— START INFORMATION SHOWN —

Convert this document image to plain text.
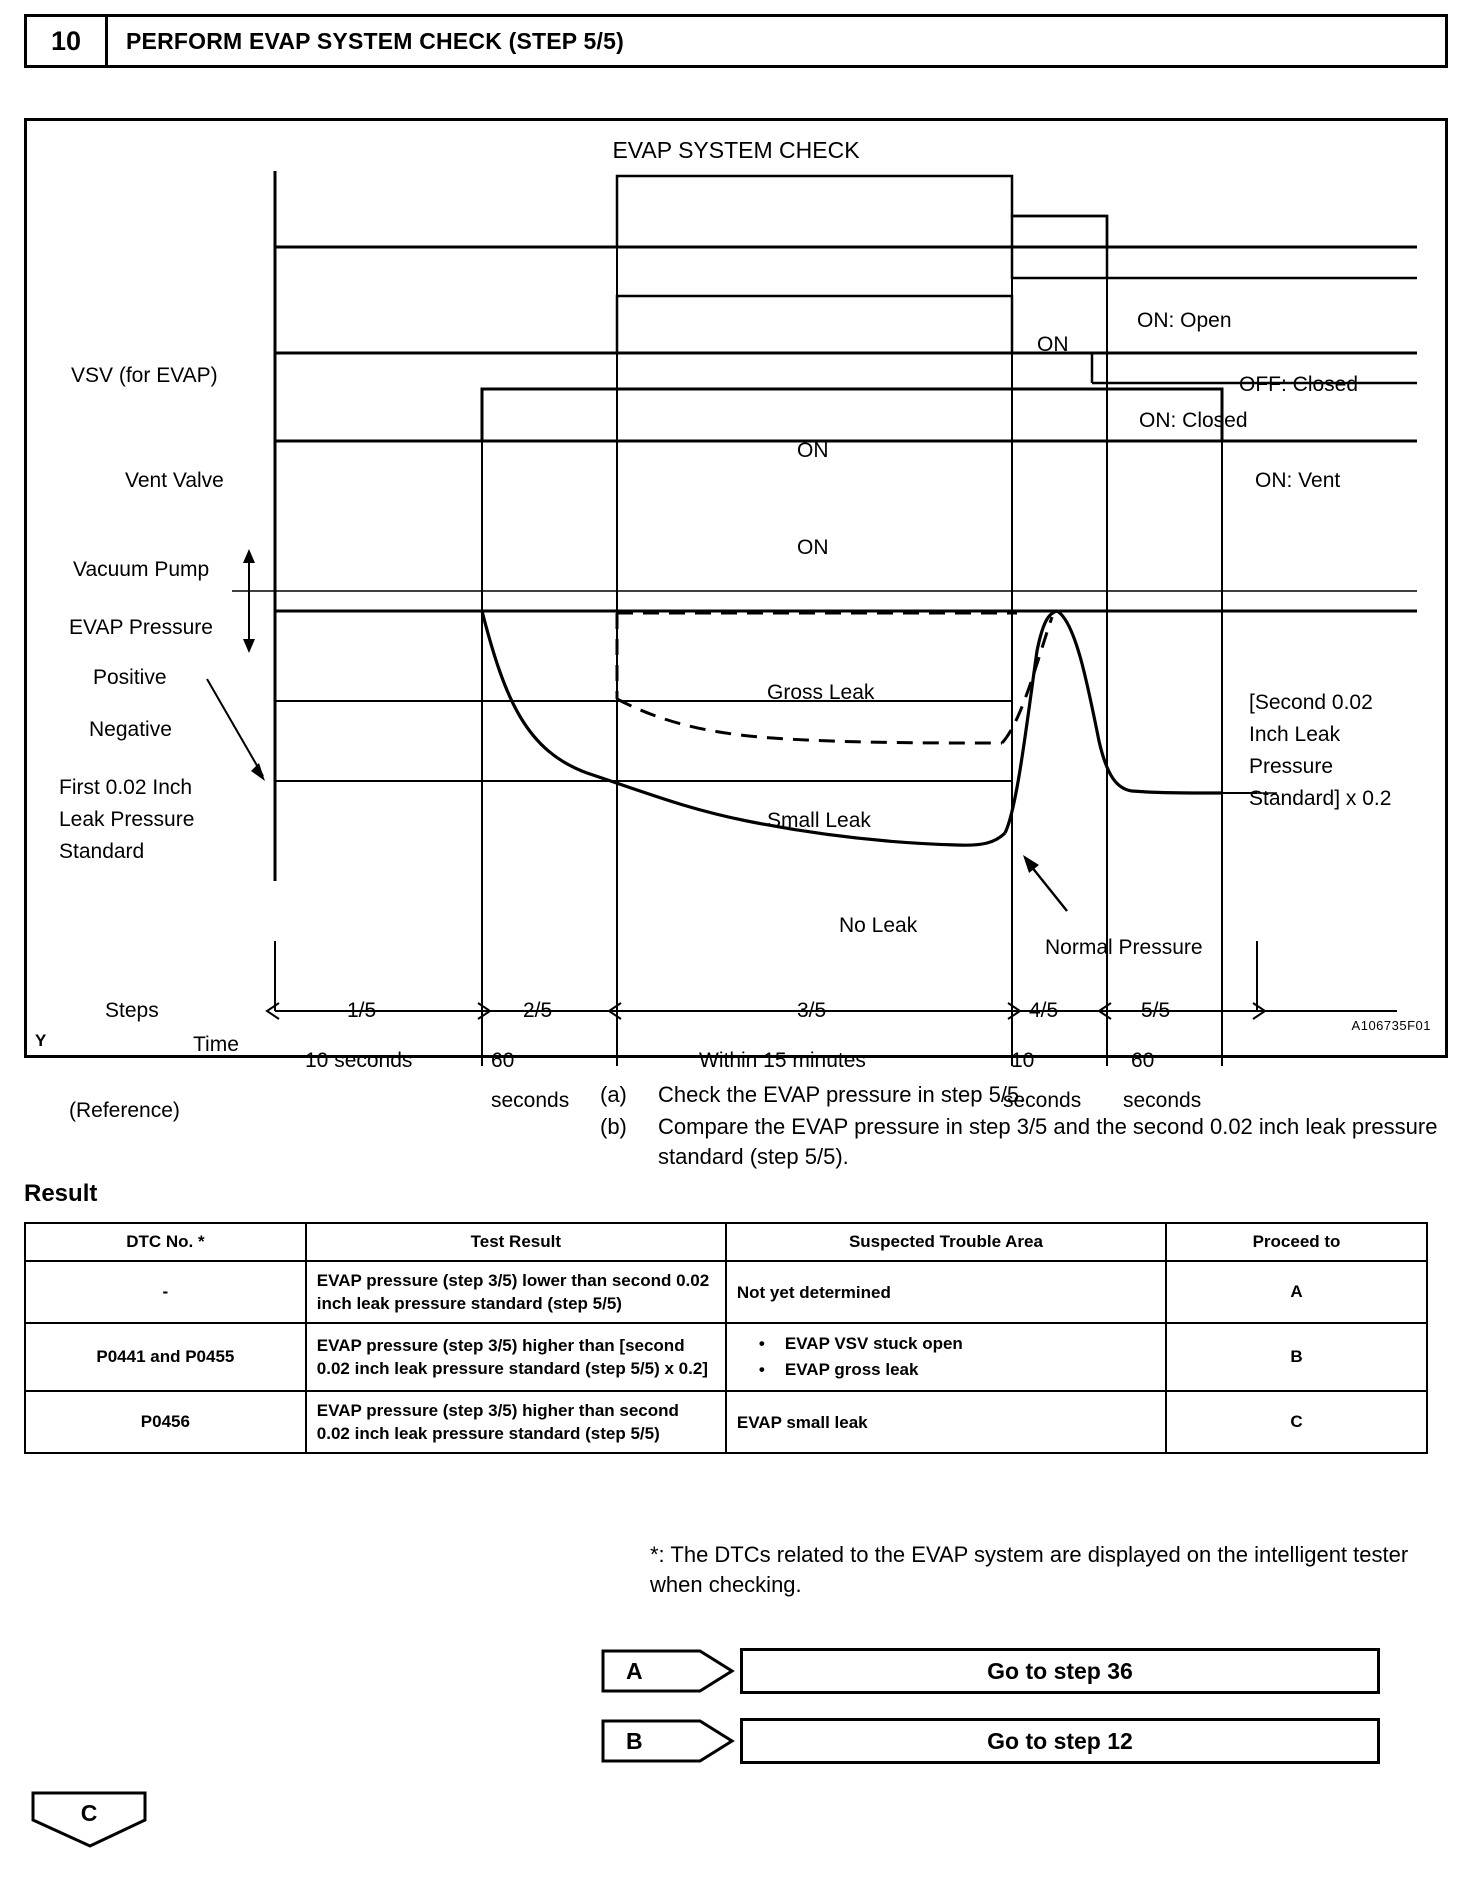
10	PERFORM EVAP SYSTEM CHECK (STEP 5/5)
EVAP SYSTEM CHECK
VSV (for EVAP)
Vent Valve
Vacuum Pump
EVAP Pressure
Positive
Negative
First 0.02 Inch
Leak Pressure
Standard
[Second 0.02
Inch Leak
Pressure
Standard] x 0.2
ON
ON: Open
OFF: Closed
ON
ON: Closed
ON: Vent
ON
Gross Leak
Small Leak
No Leak
Normal Pressure
Steps
Time
(Reference)
1/5	2/5	3/5	4/5	5/5
10 seconds	60
seconds
Within 15 minutes	10
seconds
60
seconds
A106735F01
Y
(a)	Check the EVAP pressure in step 5/5.
(b)	Compare the EVAP pressure in step 3/5 and the second 0.02 inch leak pressure standard (step 5/5).
Result
DTC No. *	Test Result	Suspected Trouble Area	Proceed to
-	EVAP pressure (step 3/5) lower than second 0.02 inch leak pressure standard (step 5/5)	Not yet determined	A
P0441 and P0455	EVAP pressure (step 3/5) higher than [second 0.02 inch leak pressure standard (step 5/5) x 0.2]	
• EVAP VSV stuck open
• EVAP gross leak
	B
P0456	EVAP pressure (step 3/5) higher than second 0.02 inch leak pressure standard (step 5/5)	EVAP small leak	C
*: The DTCs related to the EVAP system are displayed on the intelligent tester when checking.
A	Go to step 36
B	Go to step 12
C
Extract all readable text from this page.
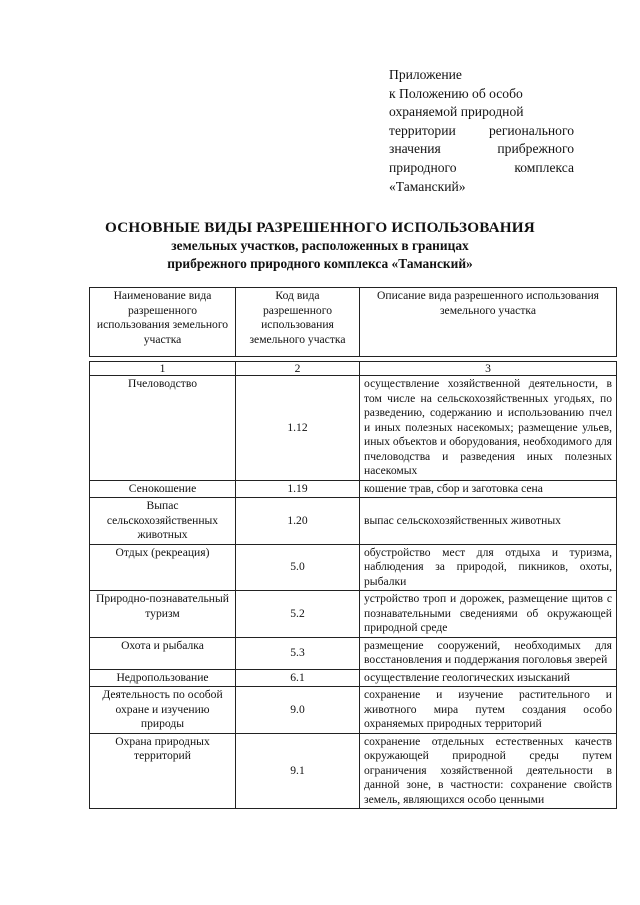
Приложение
к Положению об особо
охраняемой природной
территории регионального
значения прибрежного
природного комплекса
«Таманский»
ОСНОВНЫЕ ВИДЫ РАЗРЕШЕННОГО ИСПОЛЬЗОВАНИЯ
земельных участков, расположенных в границах
прибрежного природного комплекса «Таманский»
Наименование вида разрешенного использования земельного участка	Код вида разрешенного использования земельного участка	Описание вида разрешенного использования земельного участка

1	2	3
Пчеловодство	1.12	осуществление хозяйственной деятельности, в том числе на сельскохозяйственных угодьях, по разведению, содержанию и использованию пчел и иных полезных насекомых; размещение ульев, иных объектов и оборудования, необходимого для пчеловодства и разведения иных полезных насекомых
Сенокошение	1.19	кошение трав, сбор и заготовка сена
Выпас сельскохозяйственных животных	1.20	выпас сельскохозяйственных животных
Отдых (рекреация)	5.0	обустройство мест для отдыха и туризма, наблюдения за природой, пикников, охоты, рыбалки
Природно-познавательный туризм	5.2	устройство троп и дорожек, размещение щитов с познавательными сведениями об окружающей природной среде
Охота и рыбалка	5.3	размещение сооружений, необходимых для восстановления и поддержания поголовья зверей
Недропользование	6.1	осуществление геологических изысканий
Деятельность по особой охране и изучению природы	9.0	сохранение и изучение растительного и животного мира путем создания особо охраняемых природных территорий
Охрана природных территорий	9.1	сохранение отдельных естественных качеств окружающей природной среды путем ограничения хозяйственной деятельности в данной зоне, в частности: сохранение свойств земель, являющихся особо ценными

— END INFORMATION SHOWN —

GOAL =>
For each line in the data above that contains the string "природной", extract the line.

EXERCISE RESPONSE =>
охраняемой природной
Природно-познавательный туризм	5.2	устройство троп и дорожек, размещение щитов с познавательными сведениями об окружающей природной среде
Охрана природных территорий	9.1	сохранение отдельных естественных качеств окружающей природной среды путем ограничения хозяйственной деятельности в данной зоне, в частности: сохранение свойств земель, являющихся особо ценными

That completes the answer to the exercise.